**Material provided**:
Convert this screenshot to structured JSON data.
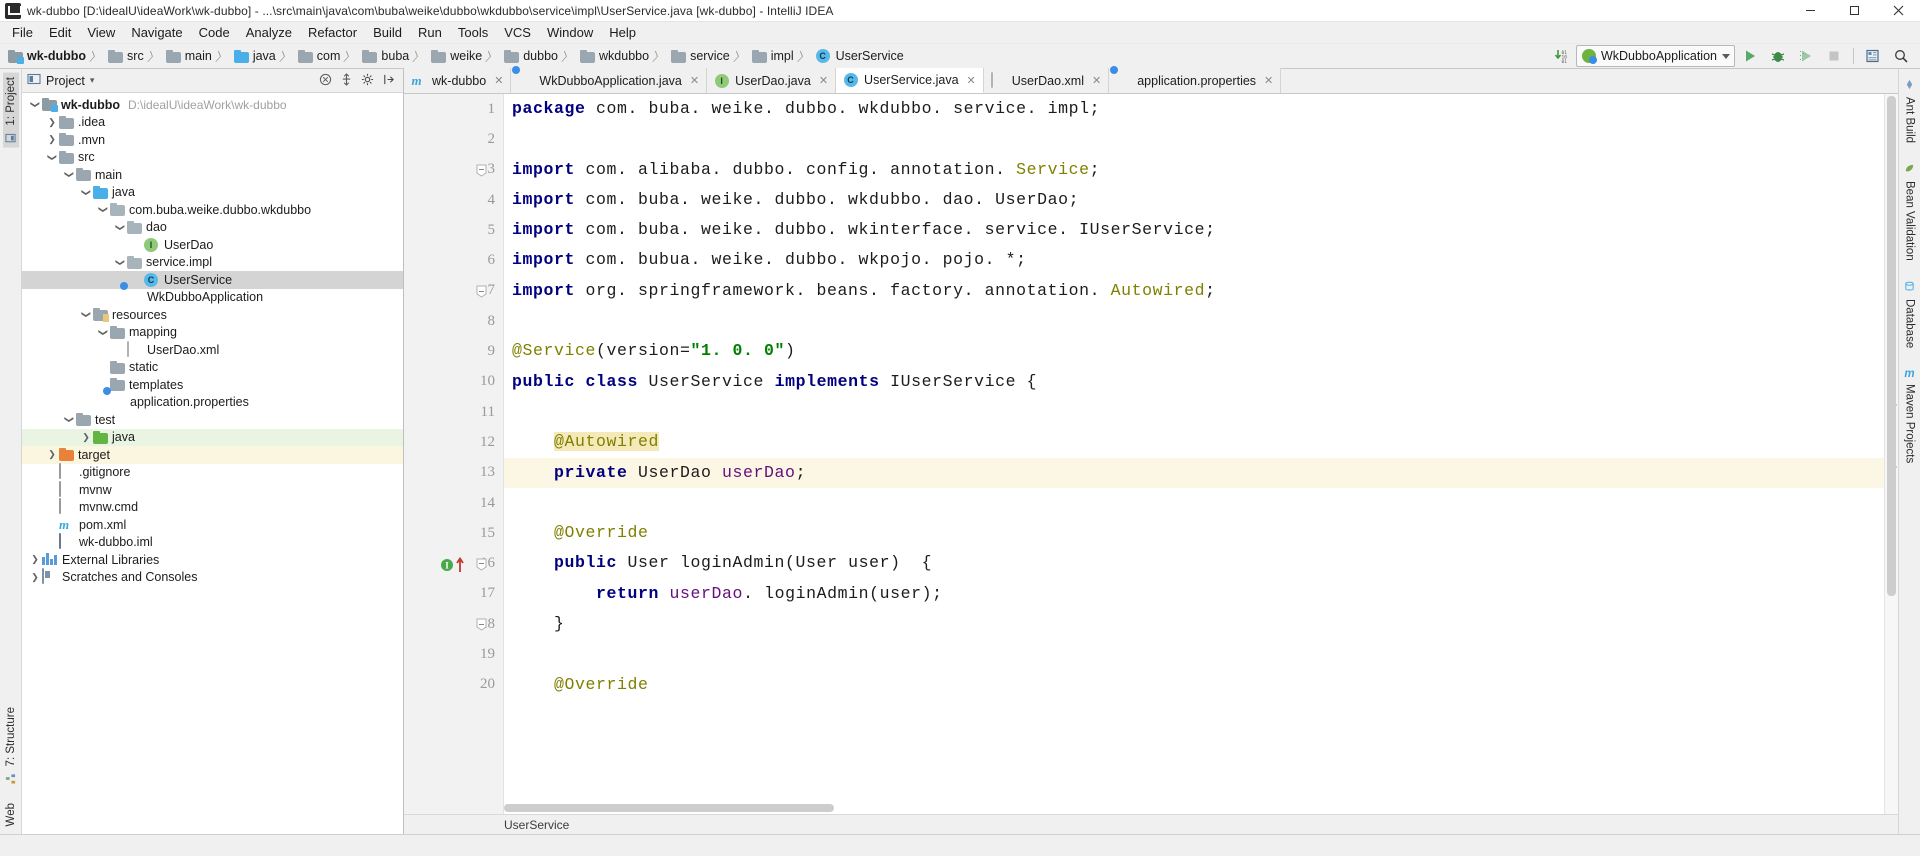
{
  "window": {
    "title": "wk-dubbo [D:\\idealU\\ideaWork\\wk-dubbo] - ...\\src\\main\\java\\com\\buba\\weike\\dubbo\\wkdubbo\\service\\impl\\UserService.java [wk-dubbo] - IntelliJ IDEA",
    "minimize": "─",
    "maximize": "☐",
    "close": "✕"
  },
  "menubar": {
    "items": [
      {
        "label": "File"
      },
      {
        "label": "Edit"
      },
      {
        "label": "View"
      },
      {
        "label": "Navigate"
      },
      {
        "label": "Code"
      },
      {
        "label": "Analyze"
      },
      {
        "label": "Refactor"
      },
      {
        "label": "Build"
      },
      {
        "label": "Run"
      },
      {
        "label": "Tools"
      },
      {
        "label": "VCS"
      },
      {
        "label": "Window"
      },
      {
        "label": "Help"
      }
    ]
  },
  "navbar": {
    "breadcrumbs": [
      {
        "label": "wk-dubbo",
        "icon": "module-folder-icon",
        "kind": "module"
      },
      {
        "label": "src",
        "icon": "folder-icon",
        "kind": "folder"
      },
      {
        "label": "main",
        "icon": "folder-icon",
        "kind": "folder"
      },
      {
        "label": "java",
        "icon": "source-folder-icon",
        "kind": "source"
      },
      {
        "label": "com",
        "icon": "folder-icon",
        "kind": "folder"
      },
      {
        "label": "buba",
        "icon": "folder-icon",
        "kind": "folder"
      },
      {
        "label": "weike",
        "icon": "folder-icon",
        "kind": "folder"
      },
      {
        "label": "dubbo",
        "icon": "folder-icon",
        "kind": "folder"
      },
      {
        "label": "wkdubbo",
        "icon": "folder-icon",
        "kind": "folder"
      },
      {
        "label": "service",
        "icon": "folder-icon",
        "kind": "folder"
      },
      {
        "label": "impl",
        "icon": "folder-icon",
        "kind": "folder"
      },
      {
        "label": "UserService",
        "icon": "class-icon",
        "kind": "class"
      }
    ],
    "separator": "〉",
    "run_config": {
      "label": "WkDubboApplication",
      "icon": "spring-boot-icon"
    },
    "buttons": [
      {
        "name": "update-project-icon",
        "label": ""
      },
      {
        "name": "run-button",
        "label": "▶"
      },
      {
        "name": "debug-button",
        "label": ""
      },
      {
        "name": "run-coverage-button",
        "label": ""
      },
      {
        "name": "stop-button",
        "label": ""
      },
      {
        "name": "layout-button",
        "label": ""
      },
      {
        "name": "search-button",
        "label": ""
      }
    ]
  },
  "left_strip": {
    "top": [
      {
        "label": "1: Project",
        "icon": "project-icon"
      }
    ],
    "bottom": [
      {
        "label": "7: Structure",
        "icon": "structure-icon"
      },
      {
        "label": "Web",
        "icon": "web-icon"
      }
    ]
  },
  "right_strip": {
    "items": [
      {
        "label": "Ant Build",
        "icon": "ant-icon",
        "color": "#7a9ec4"
      },
      {
        "label": "Bean Validation",
        "icon": "bean-icon",
        "color": "#79a84b"
      },
      {
        "label": "Database",
        "icon": "database-icon",
        "color": "#4aaee8"
      },
      {
        "label": "Maven Projects",
        "icon": "maven-icon",
        "color": "#3aa5dd"
      }
    ]
  },
  "project_panel": {
    "title": "Project",
    "dropdown_caret": "▾",
    "tools": [
      {
        "name": "collapse-all-icon",
        "label": "⊖"
      },
      {
        "name": "expand-all-icon",
        "label": "⊕"
      },
      {
        "name": "settings-gear-icon",
        "label": "⚙"
      },
      {
        "name": "hide-panel-icon",
        "label": "⇥"
      }
    ],
    "tree": [
      {
        "indent": 0,
        "arrow": "down",
        "icon": "module-folder-icon",
        "label": "wk-dubbo",
        "bold": true,
        "path": "D:\\idealU\\ideaWork\\wk-dubbo",
        "state": "normal"
      },
      {
        "indent": 1,
        "arrow": "right",
        "icon": "folder-icon",
        "label": ".idea",
        "state": "normal"
      },
      {
        "indent": 1,
        "arrow": "right",
        "icon": "folder-icon",
        "label": ".mvn",
        "state": "normal"
      },
      {
        "indent": 1,
        "arrow": "down",
        "icon": "folder-icon",
        "label": "src",
        "state": "normal"
      },
      {
        "indent": 2,
        "arrow": "down",
        "icon": "folder-icon",
        "label": "main",
        "state": "normal"
      },
      {
        "indent": 3,
        "arrow": "down",
        "icon": "source-folder-icon",
        "label": "java",
        "state": "normal"
      },
      {
        "indent": 4,
        "arrow": "down",
        "icon": "package-icon",
        "label": "com.buba.weike.dubbo.wkdubbo",
        "state": "normal"
      },
      {
        "indent": 5,
        "arrow": "down",
        "icon": "package-icon",
        "label": "dao",
        "state": "normal"
      },
      {
        "indent": 6,
        "arrow": "none",
        "icon": "interface-icon",
        "label": "UserDao",
        "state": "normal"
      },
      {
        "indent": 5,
        "arrow": "down",
        "icon": "package-icon",
        "label": "service.impl",
        "state": "normal"
      },
      {
        "indent": 6,
        "arrow": "none",
        "icon": "class-icon",
        "label": "UserService",
        "state": "selected"
      },
      {
        "indent": 5,
        "arrow": "none",
        "icon": "spring-boot-icon",
        "label": "WkDubboApplication",
        "state": "normal"
      },
      {
        "indent": 3,
        "arrow": "down",
        "icon": "resources-folder-icon",
        "label": "resources",
        "state": "normal"
      },
      {
        "indent": 4,
        "arrow": "down",
        "icon": "folder-icon",
        "label": "mapping",
        "state": "normal"
      },
      {
        "indent": 5,
        "arrow": "none",
        "icon": "xml-file-icon",
        "label": "UserDao.xml",
        "state": "normal"
      },
      {
        "indent": 4,
        "arrow": "none",
        "icon": "folder-icon",
        "label": "static",
        "state": "normal"
      },
      {
        "indent": 4,
        "arrow": "none",
        "icon": "folder-icon",
        "label": "templates",
        "state": "normal"
      },
      {
        "indent": 4,
        "arrow": "none",
        "icon": "properties-file-icon",
        "label": "application.properties",
        "state": "normal"
      },
      {
        "indent": 2,
        "arrow": "down",
        "icon": "folder-icon",
        "label": "test",
        "state": "normal"
      },
      {
        "indent": 3,
        "arrow": "right",
        "icon": "test-source-folder-icon",
        "label": "java",
        "state": "green"
      },
      {
        "indent": 1,
        "arrow": "right",
        "icon": "target-folder-icon",
        "label": "target",
        "state": "yellow"
      },
      {
        "indent": 1,
        "arrow": "none",
        "icon": "text-file-icon",
        "label": ".gitignore",
        "state": "normal"
      },
      {
        "indent": 1,
        "arrow": "none",
        "icon": "text-file-icon",
        "label": "mvnw",
        "state": "normal"
      },
      {
        "indent": 1,
        "arrow": "none",
        "icon": "text-file-icon",
        "label": "mvnw.cmd",
        "state": "normal"
      },
      {
        "indent": 1,
        "arrow": "none",
        "icon": "maven-file-icon",
        "label": "pom.xml",
        "state": "normal"
      },
      {
        "indent": 1,
        "arrow": "none",
        "icon": "iml-file-icon",
        "label": "wk-dubbo.iml",
        "state": "normal"
      },
      {
        "indent": 0,
        "arrow": "right",
        "icon": "external-libraries-icon",
        "label": "External Libraries",
        "state": "normal"
      },
      {
        "indent": 0,
        "arrow": "right",
        "icon": "scratches-icon",
        "label": "Scratches and Consoles",
        "state": "normal"
      }
    ]
  },
  "editor": {
    "tabs": [
      {
        "label": "wk-dubbo",
        "icon": "maven-file-icon",
        "active": false,
        "close": "✕"
      },
      {
        "label": "WkDubboApplication.java",
        "icon": "spring-boot-icon",
        "active": false,
        "close": "✕"
      },
      {
        "label": "UserDao.java",
        "icon": "interface-icon",
        "active": false,
        "close": "✕"
      },
      {
        "label": "UserService.java",
        "icon": "class-icon",
        "active": true,
        "close": "✕"
      },
      {
        "label": "UserDao.xml",
        "icon": "xml-file-icon",
        "active": false,
        "close": "✕"
      },
      {
        "label": "application.properties",
        "icon": "properties-file-icon",
        "active": false,
        "close": "✕"
      }
    ],
    "breadcrumb_bottom": "UserService",
    "lines": [
      {
        "n": 1,
        "tokens": [
          {
            "t": "package",
            "c": "kw"
          },
          {
            "t": " com. buba. weike. dubbo. wkdubbo. service. impl;",
            "c": "plain"
          }
        ]
      },
      {
        "n": 2,
        "tokens": []
      },
      {
        "n": 3,
        "tokens": [
          {
            "t": "import",
            "c": "kw"
          },
          {
            "t": " com. alibaba. dubbo. config. annotation. ",
            "c": "plain"
          },
          {
            "t": "Service",
            "c": "ann"
          },
          {
            "t": ";",
            "c": "plain"
          }
        ]
      },
      {
        "n": 4,
        "tokens": [
          {
            "t": "import",
            "c": "kw"
          },
          {
            "t": " com. buba. weike. dubbo. wkdubbo. dao. UserDao;",
            "c": "plain"
          }
        ]
      },
      {
        "n": 5,
        "tokens": [
          {
            "t": "import",
            "c": "kw"
          },
          {
            "t": " com. buba. weike. dubbo. wkinterface. service. IUserService;",
            "c": "plain"
          }
        ]
      },
      {
        "n": 6,
        "tokens": [
          {
            "t": "import",
            "c": "kw"
          },
          {
            "t": " com. bubua. weike. dubbo. wkpojo. pojo. *;",
            "c": "plain"
          }
        ]
      },
      {
        "n": 7,
        "tokens": [
          {
            "t": "import",
            "c": "kw"
          },
          {
            "t": " org. springframework. beans. factory. annotation. ",
            "c": "plain"
          },
          {
            "t": "Autowired",
            "c": "ann"
          },
          {
            "t": ";",
            "c": "plain"
          }
        ]
      },
      {
        "n": 8,
        "tokens": []
      },
      {
        "n": 9,
        "tokens": [
          {
            "t": "@Service",
            "c": "ann"
          },
          {
            "t": "(version=",
            "c": "plain"
          },
          {
            "t": "\"1. 0. 0\"",
            "c": "str"
          },
          {
            "t": ")",
            "c": "plain"
          }
        ]
      },
      {
        "n": 10,
        "tokens": [
          {
            "t": "public class",
            "c": "kw"
          },
          {
            "t": " UserService ",
            "c": "plain"
          },
          {
            "t": "implements",
            "c": "kw"
          },
          {
            "t": " IUserService {",
            "c": "plain"
          }
        ]
      },
      {
        "n": 11,
        "tokens": []
      },
      {
        "n": 12,
        "tokens": [
          {
            "t": "    ",
            "c": "plain"
          },
          {
            "t": "@Autowired",
            "c": "ann mark-aut"
          }
        ]
      },
      {
        "n": 13,
        "tokens": [
          {
            "t": "    ",
            "c": "plain"
          },
          {
            "t": "private",
            "c": "kw"
          },
          {
            "t": " UserDao ",
            "c": "plain"
          },
          {
            "t": "userDao",
            "c": "fld"
          },
          {
            "t": ";",
            "c": "plain"
          }
        ]
      },
      {
        "n": 14,
        "tokens": []
      },
      {
        "n": 15,
        "tokens": [
          {
            "t": "    ",
            "c": "plain"
          },
          {
            "t": "@Override",
            "c": "ann"
          }
        ]
      },
      {
        "n": 16,
        "tokens": [
          {
            "t": "    ",
            "c": "plain"
          },
          {
            "t": "public",
            "c": "kw"
          },
          {
            "t": " User loginAdmin(User user)  {",
            "c": "plain"
          }
        ]
      },
      {
        "n": 17,
        "tokens": [
          {
            "t": "        ",
            "c": "plain"
          },
          {
            "t": "return",
            "c": "kw"
          },
          {
            "t": " ",
            "c": "plain"
          },
          {
            "t": "userDao",
            "c": "fld"
          },
          {
            "t": ". loginAdmin(user);",
            "c": "plain"
          }
        ]
      },
      {
        "n": 18,
        "tokens": [
          {
            "t": "    }",
            "c": "plain"
          }
        ]
      },
      {
        "n": 19,
        "tokens": []
      },
      {
        "n": 20,
        "tokens": [
          {
            "t": "    ",
            "c": "plain"
          },
          {
            "t": "@Override",
            "c": "ann"
          }
        ]
      }
    ],
    "gutter_markers": [
      {
        "line": 3,
        "type": "fold-collapse"
      },
      {
        "line": 7,
        "type": "fold-end"
      },
      {
        "line": 16,
        "type": "fold-collapse",
        "bulb": "implementing-method-icon",
        "bulb_label": "I"
      },
      {
        "line": 18,
        "type": "fold-end"
      }
    ],
    "highlight_lines": [
      13
    ]
  },
  "statusbar": {
    "left": "",
    "items": []
  },
  "colors": {
    "keyword": "#000080",
    "annotation": "#808000",
    "string": "#008000",
    "field": "#660e7a",
    "selection": "#d4d4d4",
    "caret_row": "#fcf6e4",
    "accent_green": "#62b543",
    "accent_blue": "#4aaee8"
  }
}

**Request**: Gather from the records above every line containing the string "resources".

**Exercise answer**:
        "icon": "resources-folder-icon",
        "label": "resources",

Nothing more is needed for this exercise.